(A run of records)

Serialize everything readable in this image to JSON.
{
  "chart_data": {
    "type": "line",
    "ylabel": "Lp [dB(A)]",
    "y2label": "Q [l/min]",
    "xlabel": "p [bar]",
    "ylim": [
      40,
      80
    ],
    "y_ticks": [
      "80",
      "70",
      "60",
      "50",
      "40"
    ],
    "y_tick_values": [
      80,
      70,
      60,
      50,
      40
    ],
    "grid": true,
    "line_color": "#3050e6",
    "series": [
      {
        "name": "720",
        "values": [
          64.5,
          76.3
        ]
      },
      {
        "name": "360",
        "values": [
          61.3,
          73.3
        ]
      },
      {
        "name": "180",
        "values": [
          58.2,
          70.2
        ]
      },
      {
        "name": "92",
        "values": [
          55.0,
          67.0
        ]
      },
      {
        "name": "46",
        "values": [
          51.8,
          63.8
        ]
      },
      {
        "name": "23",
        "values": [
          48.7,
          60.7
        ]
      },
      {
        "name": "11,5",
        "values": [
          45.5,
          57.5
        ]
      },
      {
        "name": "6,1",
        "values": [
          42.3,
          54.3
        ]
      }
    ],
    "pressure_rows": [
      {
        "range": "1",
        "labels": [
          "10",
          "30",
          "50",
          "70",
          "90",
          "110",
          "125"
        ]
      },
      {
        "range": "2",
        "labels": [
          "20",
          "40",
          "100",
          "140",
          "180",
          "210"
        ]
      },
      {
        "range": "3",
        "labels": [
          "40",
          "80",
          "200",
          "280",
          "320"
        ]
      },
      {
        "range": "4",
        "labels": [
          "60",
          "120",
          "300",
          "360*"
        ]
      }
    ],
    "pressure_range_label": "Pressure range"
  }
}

→ **Work to complete**: Return the whole listing exactly, with every line included.

→ **Output below**:
Serialize everything readable in this image to JSON.
{
  "chart_data": {
    "type": "line",
    "ylabel": "Lp [dB(A)]",
    "y2label": "Q [l/min]",
    "xlabel": "p [bar]",
    "ylim": [
      40,
      80
    ],
    "y_ticks": [
      "80",
      "70",
      "60",
      "50",
      "40"
    ],
    "y_tick_values": [
      80,
      70,
      60,
      50,
      40
    ],
    "grid": true,
    "line_color": "#3050e6",
    "series": [
      {
        "name": "720",
        "values": [
          64.5,
          76.3
        ]
      },
      {
        "name": "360",
        "values": [
          61.3,
          73.3
        ]
      },
      {
        "name": "180",
        "values": [
          58.2,
          70.2
        ]
      },
      {
        "name": "92",
        "values": [
          55.0,
          67.0
        ]
      },
      {
        "name": "46",
        "values": [
          51.8,
          63.8
        ]
      },
      {
        "name": "23",
        "values": [
          48.7,
          60.7
        ]
      },
      {
        "name": "11,5",
        "values": [
          45.5,
          57.5
        ]
      },
      {
        "name": "6,1",
        "values": [
          42.3,
          54.3
        ]
      }
    ],
    "pressure_rows": [
      {
        "range": "1",
        "labels": [
          "10",
          "30",
          "50",
          "70",
          "90",
          "110",
          "125"
        ]
      },
      {
        "range": "2",
        "labels": [
          "20",
          "40",
          "100",
          "140",
          "180",
          "210"
        ]
      },
      {
        "range": "3",
        "labels": [
          "40",
          "80",
          "200",
          "280",
          "320"
        ]
      },
      {
        "range": "4",
        "labels": [
          "60",
          "120",
          "300",
          "360*"
        ]
      }
    ],
    "pressure_range_label": "Pressure range"
  }
}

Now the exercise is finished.